— EXERCISE —
Check every line of the records below for the string "virus" and copy the ones that have it.
BEGIN EXCERPTED RECORDS
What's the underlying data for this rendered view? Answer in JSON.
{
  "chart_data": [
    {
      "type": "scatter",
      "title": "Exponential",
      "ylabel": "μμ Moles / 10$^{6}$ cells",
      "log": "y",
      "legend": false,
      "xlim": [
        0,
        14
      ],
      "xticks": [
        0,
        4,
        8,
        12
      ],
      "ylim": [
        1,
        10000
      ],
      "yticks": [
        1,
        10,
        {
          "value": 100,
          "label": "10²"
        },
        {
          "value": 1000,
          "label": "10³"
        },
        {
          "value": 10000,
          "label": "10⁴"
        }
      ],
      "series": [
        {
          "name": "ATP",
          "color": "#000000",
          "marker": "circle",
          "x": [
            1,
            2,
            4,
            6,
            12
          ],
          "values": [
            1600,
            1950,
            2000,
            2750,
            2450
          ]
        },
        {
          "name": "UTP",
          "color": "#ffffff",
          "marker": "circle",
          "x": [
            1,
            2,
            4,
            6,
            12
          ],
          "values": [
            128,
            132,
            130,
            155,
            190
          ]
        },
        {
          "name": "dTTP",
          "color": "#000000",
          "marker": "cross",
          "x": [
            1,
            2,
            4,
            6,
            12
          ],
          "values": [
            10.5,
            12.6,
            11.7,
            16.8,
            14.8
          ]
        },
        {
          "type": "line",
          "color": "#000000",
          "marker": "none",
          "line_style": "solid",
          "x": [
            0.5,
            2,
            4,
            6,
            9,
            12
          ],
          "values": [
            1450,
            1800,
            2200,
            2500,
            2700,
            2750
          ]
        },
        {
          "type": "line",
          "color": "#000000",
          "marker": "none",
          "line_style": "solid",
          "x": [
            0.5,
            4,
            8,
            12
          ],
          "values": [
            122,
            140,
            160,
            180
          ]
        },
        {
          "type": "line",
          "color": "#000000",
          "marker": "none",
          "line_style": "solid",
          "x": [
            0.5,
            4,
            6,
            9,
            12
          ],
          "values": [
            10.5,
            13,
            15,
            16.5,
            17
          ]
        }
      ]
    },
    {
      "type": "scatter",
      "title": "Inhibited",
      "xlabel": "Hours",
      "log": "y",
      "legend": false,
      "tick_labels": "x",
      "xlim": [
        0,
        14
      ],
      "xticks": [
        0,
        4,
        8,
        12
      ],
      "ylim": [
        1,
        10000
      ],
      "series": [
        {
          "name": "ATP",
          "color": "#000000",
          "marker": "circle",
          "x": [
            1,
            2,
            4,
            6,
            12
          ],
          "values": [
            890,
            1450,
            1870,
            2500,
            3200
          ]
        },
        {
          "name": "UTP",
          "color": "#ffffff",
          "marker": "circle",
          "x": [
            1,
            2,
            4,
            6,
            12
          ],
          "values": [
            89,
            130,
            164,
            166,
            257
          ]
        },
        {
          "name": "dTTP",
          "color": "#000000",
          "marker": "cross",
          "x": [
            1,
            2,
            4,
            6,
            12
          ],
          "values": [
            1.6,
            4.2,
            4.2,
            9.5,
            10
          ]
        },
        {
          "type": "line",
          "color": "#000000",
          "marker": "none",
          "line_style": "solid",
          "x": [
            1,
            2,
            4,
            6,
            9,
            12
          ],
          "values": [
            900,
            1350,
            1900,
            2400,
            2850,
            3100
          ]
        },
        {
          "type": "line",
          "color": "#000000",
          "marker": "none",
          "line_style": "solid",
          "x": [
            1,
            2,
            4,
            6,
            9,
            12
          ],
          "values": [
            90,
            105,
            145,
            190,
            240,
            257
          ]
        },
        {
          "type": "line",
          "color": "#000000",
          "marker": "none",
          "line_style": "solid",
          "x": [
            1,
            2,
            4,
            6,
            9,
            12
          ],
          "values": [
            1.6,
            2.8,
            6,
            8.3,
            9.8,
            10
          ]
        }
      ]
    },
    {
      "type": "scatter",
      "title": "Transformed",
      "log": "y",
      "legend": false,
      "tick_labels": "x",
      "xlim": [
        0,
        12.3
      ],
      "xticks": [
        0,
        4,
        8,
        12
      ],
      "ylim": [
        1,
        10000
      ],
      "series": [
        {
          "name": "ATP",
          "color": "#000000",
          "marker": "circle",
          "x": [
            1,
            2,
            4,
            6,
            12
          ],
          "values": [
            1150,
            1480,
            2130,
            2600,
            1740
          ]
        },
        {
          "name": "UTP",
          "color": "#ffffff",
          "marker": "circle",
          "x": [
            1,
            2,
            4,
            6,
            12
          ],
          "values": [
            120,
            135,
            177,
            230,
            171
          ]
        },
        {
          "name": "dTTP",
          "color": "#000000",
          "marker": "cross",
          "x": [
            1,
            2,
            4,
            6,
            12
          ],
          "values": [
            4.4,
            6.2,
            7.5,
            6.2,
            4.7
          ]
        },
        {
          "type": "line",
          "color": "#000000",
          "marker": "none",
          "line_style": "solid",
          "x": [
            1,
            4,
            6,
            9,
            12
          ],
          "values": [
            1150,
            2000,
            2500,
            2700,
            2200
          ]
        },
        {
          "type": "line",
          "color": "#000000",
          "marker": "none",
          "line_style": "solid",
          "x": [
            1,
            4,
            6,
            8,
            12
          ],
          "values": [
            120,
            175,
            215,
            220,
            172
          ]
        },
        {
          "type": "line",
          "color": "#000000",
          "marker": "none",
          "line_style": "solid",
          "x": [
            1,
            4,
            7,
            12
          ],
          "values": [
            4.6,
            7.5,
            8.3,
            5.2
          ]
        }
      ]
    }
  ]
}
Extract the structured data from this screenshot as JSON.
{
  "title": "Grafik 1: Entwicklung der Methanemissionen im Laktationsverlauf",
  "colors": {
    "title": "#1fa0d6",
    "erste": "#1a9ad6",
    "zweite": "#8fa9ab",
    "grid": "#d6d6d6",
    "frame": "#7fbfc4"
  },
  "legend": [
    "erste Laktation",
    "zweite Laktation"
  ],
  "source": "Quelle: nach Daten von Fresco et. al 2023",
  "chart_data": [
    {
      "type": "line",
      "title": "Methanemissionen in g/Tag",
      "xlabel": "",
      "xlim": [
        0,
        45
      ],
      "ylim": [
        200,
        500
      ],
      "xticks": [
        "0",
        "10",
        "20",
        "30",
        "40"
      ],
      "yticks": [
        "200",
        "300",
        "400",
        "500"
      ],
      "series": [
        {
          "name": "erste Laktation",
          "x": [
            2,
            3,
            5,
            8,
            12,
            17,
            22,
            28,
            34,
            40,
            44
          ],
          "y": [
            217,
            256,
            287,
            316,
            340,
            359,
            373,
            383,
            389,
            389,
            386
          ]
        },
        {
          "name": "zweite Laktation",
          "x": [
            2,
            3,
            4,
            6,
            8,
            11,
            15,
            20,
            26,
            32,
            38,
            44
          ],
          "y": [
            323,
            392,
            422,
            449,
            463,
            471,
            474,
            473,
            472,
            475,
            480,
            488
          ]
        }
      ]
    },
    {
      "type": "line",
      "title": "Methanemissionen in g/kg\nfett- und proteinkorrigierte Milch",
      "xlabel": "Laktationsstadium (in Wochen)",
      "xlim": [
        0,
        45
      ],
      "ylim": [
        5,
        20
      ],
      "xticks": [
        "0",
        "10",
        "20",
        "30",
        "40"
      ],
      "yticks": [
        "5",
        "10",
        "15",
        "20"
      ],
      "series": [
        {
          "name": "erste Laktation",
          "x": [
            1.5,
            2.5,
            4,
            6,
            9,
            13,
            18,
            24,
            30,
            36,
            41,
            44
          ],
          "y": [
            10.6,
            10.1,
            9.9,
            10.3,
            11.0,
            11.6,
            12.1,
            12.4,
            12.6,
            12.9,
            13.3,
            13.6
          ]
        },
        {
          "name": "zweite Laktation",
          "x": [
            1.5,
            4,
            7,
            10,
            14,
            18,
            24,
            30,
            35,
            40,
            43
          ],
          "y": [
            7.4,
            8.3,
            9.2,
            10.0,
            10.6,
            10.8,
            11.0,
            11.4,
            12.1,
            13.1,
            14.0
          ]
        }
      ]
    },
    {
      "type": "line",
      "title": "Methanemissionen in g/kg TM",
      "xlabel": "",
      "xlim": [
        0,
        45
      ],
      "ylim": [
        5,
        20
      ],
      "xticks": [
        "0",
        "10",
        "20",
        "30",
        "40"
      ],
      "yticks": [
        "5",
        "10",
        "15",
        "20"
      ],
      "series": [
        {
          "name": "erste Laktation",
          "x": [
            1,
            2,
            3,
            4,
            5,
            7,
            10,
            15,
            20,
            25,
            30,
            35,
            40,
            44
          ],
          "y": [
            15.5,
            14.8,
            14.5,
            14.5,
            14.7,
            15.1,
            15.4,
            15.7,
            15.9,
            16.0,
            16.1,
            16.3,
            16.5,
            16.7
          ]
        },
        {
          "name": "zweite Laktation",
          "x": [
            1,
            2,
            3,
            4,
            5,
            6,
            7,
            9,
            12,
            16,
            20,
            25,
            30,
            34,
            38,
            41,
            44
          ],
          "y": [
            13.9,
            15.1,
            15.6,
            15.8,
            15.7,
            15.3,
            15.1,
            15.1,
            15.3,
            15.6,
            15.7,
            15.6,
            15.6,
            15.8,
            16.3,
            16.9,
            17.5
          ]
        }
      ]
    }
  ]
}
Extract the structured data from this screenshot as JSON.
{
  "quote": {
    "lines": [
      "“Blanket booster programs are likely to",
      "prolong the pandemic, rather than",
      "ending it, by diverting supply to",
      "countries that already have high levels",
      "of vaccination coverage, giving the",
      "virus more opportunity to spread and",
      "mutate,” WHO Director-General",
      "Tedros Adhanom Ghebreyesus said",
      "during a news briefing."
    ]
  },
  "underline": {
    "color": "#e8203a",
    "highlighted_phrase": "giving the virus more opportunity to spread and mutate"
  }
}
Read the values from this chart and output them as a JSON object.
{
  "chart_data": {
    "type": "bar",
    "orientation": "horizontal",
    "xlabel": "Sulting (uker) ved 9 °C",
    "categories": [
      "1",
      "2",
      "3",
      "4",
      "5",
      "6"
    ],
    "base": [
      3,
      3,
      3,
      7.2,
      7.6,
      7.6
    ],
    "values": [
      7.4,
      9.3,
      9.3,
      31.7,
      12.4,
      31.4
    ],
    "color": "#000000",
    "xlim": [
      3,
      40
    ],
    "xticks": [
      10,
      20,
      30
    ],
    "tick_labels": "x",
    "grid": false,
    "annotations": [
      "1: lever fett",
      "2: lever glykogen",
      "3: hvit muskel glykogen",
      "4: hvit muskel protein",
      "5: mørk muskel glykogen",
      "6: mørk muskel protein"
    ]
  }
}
END EXCERPTED RECORDS
— WORKED SOLUTION —
      "virus more opportunity to spread and",
    "highlighted_phrase": "giving the virus more opportunity to spread and mutate"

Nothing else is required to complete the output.